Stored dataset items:
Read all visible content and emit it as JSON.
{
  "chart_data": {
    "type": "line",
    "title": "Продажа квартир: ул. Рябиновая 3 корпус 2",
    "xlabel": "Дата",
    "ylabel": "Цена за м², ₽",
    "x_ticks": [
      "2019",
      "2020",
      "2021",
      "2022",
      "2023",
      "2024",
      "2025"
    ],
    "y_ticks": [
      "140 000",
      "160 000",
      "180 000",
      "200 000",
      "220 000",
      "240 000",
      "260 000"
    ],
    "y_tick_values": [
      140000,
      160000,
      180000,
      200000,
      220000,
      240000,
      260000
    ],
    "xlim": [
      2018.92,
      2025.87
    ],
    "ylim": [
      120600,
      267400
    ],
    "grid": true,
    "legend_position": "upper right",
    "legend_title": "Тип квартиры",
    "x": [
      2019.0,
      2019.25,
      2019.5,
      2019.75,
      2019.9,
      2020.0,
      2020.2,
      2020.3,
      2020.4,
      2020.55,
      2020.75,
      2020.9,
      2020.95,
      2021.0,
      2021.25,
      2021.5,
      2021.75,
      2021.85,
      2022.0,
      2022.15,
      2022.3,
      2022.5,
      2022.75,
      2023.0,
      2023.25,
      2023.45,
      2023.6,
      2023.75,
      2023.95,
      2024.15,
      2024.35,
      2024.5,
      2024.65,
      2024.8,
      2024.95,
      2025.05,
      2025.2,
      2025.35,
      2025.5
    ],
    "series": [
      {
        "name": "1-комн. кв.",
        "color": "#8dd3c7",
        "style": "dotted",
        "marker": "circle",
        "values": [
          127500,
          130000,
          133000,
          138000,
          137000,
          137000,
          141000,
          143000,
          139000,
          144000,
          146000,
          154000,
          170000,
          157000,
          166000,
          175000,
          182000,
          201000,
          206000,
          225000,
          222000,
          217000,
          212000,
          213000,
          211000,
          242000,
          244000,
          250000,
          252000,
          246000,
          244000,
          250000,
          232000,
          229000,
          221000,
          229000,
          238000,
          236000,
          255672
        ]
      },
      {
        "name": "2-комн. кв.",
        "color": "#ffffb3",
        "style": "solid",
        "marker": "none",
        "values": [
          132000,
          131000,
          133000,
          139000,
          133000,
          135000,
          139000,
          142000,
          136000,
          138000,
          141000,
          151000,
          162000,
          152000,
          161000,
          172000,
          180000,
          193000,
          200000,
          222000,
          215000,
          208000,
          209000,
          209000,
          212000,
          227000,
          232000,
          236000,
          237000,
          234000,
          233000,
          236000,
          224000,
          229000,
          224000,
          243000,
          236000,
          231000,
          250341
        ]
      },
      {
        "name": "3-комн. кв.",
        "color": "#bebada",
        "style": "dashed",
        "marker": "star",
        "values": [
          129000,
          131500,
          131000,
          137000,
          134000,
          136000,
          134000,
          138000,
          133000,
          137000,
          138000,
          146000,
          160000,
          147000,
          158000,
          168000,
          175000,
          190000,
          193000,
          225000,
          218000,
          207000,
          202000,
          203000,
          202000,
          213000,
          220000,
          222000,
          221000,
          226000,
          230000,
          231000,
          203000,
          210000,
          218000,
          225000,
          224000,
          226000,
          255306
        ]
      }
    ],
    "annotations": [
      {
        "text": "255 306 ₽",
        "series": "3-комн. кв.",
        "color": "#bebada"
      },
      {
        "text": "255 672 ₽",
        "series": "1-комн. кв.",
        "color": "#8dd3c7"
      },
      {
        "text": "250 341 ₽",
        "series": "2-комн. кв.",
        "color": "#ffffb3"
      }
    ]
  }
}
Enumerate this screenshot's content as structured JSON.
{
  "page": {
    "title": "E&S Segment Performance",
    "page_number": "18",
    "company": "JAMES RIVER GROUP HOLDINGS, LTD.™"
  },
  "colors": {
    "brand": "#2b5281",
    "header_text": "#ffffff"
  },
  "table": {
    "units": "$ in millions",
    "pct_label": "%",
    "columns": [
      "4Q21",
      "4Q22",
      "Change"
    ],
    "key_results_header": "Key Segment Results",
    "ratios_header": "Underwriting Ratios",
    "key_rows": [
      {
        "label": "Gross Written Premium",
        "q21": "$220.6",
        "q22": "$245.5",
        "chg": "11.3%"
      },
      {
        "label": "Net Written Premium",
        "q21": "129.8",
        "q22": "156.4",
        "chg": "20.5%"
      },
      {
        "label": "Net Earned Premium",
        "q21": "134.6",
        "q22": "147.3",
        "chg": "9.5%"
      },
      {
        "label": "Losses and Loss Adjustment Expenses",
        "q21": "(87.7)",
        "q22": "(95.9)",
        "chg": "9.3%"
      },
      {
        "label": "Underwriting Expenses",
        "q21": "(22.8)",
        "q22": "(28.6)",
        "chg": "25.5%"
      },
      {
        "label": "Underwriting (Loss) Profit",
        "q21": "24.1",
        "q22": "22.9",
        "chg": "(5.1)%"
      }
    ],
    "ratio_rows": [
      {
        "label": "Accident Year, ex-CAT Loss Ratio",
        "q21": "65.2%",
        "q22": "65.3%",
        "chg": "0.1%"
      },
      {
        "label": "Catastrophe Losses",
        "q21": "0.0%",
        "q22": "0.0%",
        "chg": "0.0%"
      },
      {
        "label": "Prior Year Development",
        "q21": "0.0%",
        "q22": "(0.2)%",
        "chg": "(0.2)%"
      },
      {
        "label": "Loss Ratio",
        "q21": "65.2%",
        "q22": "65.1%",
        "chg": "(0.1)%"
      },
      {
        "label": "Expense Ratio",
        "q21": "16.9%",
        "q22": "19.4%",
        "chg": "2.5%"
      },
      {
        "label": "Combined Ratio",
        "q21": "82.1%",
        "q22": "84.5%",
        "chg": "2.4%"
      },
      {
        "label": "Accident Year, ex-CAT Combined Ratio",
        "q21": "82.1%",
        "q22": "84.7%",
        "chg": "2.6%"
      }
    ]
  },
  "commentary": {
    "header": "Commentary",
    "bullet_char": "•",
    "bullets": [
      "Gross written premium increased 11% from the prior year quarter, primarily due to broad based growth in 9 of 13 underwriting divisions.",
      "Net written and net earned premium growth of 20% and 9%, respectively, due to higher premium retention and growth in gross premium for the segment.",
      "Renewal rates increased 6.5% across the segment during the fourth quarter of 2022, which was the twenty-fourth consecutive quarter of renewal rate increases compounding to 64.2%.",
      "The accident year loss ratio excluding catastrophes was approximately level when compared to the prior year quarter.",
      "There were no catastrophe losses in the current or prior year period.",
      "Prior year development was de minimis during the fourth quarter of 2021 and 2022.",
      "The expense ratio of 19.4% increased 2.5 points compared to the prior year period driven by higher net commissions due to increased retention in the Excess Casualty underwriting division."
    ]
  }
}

Exercise details: Check each line of the records for the word "Combined" and extract those that contain it.

Worked solution:
        "label": "Combined Ratio",
        "label": "Accident Year, ex-CAT Combined Ratio",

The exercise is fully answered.